■ Objective ■
Identify each line in the records below that contains the word "false", and copy it.

----

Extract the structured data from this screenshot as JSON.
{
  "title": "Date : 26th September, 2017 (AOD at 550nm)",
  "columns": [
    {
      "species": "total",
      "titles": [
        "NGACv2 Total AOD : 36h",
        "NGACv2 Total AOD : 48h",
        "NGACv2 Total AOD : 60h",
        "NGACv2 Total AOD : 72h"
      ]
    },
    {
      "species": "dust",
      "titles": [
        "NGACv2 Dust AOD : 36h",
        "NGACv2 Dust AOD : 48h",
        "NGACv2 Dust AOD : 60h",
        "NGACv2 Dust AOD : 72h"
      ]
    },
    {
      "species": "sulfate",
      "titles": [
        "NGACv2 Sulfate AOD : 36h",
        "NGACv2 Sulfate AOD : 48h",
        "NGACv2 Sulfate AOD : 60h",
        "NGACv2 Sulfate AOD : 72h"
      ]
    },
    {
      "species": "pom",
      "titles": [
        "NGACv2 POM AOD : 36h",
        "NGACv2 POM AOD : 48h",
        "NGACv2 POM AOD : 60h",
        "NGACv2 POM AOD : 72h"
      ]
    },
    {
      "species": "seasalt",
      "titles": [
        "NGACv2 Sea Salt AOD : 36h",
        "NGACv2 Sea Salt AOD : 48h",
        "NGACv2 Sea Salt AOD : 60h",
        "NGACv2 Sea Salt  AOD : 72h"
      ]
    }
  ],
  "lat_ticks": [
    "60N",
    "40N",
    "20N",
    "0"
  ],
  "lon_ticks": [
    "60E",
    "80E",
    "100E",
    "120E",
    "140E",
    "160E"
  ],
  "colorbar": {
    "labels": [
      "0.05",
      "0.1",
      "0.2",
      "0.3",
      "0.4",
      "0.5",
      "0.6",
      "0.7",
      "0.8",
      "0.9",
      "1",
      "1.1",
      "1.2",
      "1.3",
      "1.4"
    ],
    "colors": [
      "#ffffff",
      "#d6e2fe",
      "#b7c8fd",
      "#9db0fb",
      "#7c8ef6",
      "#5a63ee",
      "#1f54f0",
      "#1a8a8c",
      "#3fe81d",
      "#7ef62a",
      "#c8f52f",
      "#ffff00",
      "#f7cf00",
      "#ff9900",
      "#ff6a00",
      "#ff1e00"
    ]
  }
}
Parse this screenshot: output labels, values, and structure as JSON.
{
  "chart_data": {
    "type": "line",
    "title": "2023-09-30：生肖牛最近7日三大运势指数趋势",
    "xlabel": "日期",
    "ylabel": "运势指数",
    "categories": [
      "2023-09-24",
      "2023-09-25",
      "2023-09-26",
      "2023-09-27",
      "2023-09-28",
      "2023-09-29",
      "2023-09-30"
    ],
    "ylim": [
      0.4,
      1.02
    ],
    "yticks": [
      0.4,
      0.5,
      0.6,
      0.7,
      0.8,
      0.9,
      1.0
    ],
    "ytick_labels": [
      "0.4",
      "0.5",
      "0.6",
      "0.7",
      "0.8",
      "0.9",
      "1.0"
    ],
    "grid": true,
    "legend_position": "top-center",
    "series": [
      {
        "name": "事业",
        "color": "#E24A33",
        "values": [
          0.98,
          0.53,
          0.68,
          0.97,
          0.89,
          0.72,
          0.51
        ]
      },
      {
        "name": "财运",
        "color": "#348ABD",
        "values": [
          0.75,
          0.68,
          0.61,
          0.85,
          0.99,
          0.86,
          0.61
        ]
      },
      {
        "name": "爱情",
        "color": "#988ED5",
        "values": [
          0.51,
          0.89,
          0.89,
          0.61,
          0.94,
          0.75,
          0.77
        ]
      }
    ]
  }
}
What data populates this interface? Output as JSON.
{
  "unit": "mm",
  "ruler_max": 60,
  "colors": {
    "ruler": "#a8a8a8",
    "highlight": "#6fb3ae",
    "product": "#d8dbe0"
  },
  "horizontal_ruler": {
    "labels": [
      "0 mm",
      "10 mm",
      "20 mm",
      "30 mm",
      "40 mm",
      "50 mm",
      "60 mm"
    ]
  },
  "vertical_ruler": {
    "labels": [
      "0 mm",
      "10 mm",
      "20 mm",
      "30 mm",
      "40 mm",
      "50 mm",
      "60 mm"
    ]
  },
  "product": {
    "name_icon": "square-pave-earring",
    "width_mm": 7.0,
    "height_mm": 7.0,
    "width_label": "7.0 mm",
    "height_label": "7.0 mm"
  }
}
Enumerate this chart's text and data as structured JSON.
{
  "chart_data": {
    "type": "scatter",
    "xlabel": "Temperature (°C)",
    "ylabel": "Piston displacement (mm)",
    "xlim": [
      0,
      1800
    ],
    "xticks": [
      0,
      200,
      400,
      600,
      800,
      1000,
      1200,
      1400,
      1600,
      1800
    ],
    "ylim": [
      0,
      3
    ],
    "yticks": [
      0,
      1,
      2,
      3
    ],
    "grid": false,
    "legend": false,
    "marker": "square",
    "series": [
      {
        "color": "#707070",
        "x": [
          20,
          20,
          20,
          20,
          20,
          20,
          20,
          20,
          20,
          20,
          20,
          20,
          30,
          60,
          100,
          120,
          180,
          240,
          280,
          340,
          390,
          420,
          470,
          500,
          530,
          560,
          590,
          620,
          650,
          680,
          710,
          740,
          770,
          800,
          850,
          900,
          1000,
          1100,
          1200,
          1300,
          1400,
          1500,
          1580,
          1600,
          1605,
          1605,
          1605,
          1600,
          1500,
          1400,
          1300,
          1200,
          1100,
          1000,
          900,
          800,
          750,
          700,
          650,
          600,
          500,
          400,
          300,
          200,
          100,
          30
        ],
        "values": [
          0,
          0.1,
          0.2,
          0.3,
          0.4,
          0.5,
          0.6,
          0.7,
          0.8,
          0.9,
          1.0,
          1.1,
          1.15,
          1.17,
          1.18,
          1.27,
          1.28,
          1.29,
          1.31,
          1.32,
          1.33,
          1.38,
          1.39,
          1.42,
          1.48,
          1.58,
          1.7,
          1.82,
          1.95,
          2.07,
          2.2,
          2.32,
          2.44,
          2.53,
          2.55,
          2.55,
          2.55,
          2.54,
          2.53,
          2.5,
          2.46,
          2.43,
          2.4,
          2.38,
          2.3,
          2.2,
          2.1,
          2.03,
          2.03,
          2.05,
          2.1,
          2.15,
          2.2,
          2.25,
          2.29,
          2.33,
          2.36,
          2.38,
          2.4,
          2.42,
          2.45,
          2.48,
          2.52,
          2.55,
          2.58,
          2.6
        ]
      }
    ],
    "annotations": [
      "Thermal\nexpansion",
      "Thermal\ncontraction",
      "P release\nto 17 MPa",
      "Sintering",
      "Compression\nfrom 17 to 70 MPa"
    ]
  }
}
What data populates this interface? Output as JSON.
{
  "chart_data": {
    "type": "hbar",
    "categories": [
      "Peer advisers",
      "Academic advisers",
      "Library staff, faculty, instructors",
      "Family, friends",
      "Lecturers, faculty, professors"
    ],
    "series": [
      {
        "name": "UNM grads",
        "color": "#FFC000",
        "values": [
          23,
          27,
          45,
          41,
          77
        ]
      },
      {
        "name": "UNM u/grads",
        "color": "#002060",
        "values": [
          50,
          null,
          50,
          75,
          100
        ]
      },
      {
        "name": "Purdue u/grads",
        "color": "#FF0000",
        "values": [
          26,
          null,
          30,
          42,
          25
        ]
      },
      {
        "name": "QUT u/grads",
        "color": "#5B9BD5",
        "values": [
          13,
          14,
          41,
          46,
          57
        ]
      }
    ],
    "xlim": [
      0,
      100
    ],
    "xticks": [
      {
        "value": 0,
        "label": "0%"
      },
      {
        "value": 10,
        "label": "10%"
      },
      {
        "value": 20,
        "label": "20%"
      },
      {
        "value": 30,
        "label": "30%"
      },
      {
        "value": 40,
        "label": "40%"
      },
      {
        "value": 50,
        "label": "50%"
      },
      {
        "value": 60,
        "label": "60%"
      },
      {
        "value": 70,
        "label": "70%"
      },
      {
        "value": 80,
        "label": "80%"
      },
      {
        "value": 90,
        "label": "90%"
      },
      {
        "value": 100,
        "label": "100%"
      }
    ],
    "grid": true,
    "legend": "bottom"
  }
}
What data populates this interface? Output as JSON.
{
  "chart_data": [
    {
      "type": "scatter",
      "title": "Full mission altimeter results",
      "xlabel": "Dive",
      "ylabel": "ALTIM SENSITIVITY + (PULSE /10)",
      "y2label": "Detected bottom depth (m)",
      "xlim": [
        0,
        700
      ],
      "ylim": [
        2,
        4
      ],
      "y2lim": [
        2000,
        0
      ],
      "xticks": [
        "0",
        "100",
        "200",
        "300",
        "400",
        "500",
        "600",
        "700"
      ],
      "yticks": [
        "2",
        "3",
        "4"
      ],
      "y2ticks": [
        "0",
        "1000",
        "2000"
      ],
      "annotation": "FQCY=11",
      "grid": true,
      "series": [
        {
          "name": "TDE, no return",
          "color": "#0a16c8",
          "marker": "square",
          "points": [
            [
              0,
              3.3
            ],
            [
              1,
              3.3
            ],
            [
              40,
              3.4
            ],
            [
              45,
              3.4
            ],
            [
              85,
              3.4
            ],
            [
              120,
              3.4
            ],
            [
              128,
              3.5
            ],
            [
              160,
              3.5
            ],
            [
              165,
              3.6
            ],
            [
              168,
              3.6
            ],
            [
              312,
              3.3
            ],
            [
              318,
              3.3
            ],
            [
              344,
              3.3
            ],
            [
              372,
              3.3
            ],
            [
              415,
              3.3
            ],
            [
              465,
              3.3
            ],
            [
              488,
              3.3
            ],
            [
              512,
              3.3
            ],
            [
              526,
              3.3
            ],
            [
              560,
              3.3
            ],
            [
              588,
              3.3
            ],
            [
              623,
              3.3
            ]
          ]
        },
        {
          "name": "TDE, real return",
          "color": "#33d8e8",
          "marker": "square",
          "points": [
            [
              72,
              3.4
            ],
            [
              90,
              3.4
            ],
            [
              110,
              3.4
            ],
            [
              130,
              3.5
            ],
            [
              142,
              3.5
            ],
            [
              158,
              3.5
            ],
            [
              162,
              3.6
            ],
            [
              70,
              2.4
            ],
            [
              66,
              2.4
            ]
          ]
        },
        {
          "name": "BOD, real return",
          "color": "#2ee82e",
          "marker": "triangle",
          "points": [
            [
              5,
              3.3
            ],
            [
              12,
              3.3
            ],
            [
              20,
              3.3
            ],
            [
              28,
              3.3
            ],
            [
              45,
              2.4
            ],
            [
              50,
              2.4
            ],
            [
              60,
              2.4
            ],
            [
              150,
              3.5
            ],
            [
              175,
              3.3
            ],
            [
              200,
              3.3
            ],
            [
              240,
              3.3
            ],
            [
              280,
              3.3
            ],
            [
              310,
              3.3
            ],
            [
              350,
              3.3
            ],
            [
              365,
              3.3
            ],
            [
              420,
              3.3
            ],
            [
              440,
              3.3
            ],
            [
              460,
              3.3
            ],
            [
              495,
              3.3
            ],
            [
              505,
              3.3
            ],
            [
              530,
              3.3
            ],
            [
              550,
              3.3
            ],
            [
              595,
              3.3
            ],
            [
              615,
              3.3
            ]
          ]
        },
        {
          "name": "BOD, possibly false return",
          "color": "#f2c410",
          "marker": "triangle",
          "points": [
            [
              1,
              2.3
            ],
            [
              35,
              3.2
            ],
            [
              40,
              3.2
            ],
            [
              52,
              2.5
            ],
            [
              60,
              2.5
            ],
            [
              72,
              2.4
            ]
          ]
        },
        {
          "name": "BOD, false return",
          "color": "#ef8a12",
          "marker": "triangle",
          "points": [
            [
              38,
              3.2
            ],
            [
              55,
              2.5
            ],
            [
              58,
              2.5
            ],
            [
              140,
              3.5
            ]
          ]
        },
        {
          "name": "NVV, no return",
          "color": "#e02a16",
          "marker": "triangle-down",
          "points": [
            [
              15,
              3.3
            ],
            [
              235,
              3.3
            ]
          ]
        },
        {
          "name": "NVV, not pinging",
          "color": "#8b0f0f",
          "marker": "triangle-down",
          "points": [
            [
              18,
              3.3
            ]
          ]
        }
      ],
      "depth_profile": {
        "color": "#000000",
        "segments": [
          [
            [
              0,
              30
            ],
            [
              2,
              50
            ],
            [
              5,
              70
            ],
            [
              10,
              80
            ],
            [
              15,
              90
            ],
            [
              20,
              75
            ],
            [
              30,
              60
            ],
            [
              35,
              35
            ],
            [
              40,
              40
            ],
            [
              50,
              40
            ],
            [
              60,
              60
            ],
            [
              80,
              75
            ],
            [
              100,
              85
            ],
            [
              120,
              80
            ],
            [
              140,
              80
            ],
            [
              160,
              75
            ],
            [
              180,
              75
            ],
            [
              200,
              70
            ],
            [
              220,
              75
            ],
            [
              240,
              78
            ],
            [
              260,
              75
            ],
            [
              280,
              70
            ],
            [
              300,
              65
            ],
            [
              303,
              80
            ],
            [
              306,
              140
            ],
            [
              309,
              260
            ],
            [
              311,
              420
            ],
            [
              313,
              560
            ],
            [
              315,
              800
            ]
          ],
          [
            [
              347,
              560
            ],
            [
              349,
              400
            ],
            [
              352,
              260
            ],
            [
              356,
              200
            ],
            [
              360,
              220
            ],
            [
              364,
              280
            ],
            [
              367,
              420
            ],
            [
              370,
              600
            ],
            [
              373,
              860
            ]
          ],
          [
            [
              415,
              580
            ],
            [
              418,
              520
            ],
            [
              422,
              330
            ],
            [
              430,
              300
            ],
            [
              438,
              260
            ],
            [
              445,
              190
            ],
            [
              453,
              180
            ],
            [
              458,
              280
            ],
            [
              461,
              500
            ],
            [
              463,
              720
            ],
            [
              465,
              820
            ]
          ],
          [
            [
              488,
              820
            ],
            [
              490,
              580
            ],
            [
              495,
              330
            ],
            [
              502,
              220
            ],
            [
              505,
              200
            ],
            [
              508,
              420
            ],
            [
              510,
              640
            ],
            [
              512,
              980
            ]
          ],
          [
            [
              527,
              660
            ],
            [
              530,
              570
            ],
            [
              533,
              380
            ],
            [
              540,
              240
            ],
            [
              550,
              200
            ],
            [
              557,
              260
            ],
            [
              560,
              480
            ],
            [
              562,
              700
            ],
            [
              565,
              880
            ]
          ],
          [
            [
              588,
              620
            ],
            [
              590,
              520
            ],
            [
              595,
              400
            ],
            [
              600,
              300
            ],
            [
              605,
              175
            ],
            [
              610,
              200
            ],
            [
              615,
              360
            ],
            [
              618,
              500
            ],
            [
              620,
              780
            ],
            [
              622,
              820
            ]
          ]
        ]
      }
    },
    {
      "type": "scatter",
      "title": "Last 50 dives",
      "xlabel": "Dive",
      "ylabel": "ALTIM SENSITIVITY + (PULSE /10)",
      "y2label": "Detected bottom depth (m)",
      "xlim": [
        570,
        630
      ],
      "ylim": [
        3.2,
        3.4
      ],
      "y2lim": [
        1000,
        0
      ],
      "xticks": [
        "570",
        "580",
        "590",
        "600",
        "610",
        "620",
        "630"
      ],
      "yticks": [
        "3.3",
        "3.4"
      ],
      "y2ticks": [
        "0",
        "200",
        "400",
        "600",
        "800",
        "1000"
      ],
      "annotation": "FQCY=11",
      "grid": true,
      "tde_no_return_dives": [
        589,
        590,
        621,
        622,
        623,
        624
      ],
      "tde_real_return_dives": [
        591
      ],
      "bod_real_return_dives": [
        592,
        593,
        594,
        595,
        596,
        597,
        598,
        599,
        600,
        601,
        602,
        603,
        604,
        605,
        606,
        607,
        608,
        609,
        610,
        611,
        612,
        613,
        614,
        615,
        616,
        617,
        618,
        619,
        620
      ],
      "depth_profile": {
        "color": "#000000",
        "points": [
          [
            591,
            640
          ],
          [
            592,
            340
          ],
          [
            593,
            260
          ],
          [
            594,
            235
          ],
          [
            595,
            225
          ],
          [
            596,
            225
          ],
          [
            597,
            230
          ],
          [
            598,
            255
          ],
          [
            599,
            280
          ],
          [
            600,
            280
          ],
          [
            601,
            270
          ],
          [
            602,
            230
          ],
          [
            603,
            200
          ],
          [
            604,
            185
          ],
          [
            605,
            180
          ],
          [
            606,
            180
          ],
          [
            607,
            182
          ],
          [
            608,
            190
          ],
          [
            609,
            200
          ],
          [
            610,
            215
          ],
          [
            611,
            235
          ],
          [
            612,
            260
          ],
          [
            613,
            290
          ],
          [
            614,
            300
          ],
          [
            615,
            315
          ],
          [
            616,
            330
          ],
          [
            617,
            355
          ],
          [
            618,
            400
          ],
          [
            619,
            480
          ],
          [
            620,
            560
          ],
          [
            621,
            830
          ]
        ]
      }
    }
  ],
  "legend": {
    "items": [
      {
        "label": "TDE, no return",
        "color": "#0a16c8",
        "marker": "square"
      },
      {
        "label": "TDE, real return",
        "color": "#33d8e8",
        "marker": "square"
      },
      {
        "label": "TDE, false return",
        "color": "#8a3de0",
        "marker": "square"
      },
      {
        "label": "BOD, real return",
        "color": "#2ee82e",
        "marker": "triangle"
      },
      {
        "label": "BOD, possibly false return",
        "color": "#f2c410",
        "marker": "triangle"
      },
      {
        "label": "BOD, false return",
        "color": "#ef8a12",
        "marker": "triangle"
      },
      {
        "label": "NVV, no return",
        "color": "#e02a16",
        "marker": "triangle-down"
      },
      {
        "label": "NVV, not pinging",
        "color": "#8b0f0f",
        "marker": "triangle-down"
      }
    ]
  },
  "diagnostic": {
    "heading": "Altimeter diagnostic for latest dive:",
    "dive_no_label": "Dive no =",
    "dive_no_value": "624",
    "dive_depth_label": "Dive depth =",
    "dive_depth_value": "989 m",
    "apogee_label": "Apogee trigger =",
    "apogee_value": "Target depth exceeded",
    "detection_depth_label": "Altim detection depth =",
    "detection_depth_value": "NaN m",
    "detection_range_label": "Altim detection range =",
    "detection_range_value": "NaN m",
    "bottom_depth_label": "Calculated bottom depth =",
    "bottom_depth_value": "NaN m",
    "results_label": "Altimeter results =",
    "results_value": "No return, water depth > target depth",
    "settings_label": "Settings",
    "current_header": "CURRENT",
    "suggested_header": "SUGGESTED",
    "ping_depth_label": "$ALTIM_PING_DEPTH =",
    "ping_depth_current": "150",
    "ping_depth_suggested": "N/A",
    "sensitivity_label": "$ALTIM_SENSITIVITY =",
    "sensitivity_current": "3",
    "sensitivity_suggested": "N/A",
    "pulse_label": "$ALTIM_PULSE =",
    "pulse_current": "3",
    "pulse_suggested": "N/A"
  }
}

----

■ Answer to this exercise ■
    "grid": false,
    "legend": false,
          "name": "BOD, possibly false return",
          "name": "BOD, false return",
        "label": "TDE, false return",
        "label": "BOD, possibly false return",
        "label": "BOD, false return",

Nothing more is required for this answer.